Task to carry out
For the records below, say how many lines contain the string "System". Give the number only.

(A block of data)
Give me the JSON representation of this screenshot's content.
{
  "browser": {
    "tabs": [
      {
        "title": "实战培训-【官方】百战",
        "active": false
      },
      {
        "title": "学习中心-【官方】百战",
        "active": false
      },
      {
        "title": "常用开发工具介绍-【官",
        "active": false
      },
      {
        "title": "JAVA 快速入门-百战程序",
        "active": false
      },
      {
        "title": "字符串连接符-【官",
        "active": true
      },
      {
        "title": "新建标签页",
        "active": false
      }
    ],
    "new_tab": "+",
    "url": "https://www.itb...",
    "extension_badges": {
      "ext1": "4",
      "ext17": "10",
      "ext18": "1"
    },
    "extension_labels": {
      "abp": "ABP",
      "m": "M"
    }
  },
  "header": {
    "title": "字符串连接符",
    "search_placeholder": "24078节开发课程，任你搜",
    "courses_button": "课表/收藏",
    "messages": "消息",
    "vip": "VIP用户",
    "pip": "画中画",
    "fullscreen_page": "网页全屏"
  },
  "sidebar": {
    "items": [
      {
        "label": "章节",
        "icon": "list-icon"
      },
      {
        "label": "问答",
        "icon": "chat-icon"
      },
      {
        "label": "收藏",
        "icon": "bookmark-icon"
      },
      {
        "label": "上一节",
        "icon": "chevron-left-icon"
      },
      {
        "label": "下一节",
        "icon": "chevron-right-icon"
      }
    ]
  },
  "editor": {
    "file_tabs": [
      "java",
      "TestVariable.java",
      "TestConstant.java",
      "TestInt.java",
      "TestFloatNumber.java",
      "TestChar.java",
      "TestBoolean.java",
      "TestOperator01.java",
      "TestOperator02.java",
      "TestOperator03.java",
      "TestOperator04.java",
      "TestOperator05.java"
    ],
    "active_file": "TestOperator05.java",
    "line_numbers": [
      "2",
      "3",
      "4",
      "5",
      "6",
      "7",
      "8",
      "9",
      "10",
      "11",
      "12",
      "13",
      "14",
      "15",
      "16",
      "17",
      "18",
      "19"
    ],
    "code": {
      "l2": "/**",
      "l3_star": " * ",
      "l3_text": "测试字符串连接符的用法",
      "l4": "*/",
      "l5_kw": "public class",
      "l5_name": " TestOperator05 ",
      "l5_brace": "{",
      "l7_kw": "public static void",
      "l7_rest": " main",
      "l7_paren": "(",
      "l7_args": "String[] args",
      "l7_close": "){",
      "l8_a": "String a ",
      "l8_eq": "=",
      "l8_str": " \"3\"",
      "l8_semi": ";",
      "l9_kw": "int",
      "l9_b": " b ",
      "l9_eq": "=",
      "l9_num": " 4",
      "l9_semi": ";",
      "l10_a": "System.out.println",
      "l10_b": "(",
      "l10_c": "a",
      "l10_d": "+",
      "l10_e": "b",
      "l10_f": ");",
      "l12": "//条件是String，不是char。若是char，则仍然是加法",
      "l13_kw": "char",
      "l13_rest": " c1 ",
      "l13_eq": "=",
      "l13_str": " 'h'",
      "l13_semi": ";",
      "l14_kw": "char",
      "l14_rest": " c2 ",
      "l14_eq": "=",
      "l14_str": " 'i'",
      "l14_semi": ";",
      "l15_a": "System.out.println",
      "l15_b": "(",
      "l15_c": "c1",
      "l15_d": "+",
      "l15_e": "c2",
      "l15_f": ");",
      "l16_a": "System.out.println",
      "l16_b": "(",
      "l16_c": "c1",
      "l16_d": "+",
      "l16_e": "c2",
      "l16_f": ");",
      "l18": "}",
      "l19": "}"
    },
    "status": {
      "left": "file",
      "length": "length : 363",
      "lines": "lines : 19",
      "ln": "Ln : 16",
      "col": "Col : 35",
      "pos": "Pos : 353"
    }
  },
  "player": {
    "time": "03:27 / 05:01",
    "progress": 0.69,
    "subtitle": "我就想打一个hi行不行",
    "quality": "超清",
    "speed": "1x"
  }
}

Finished task
3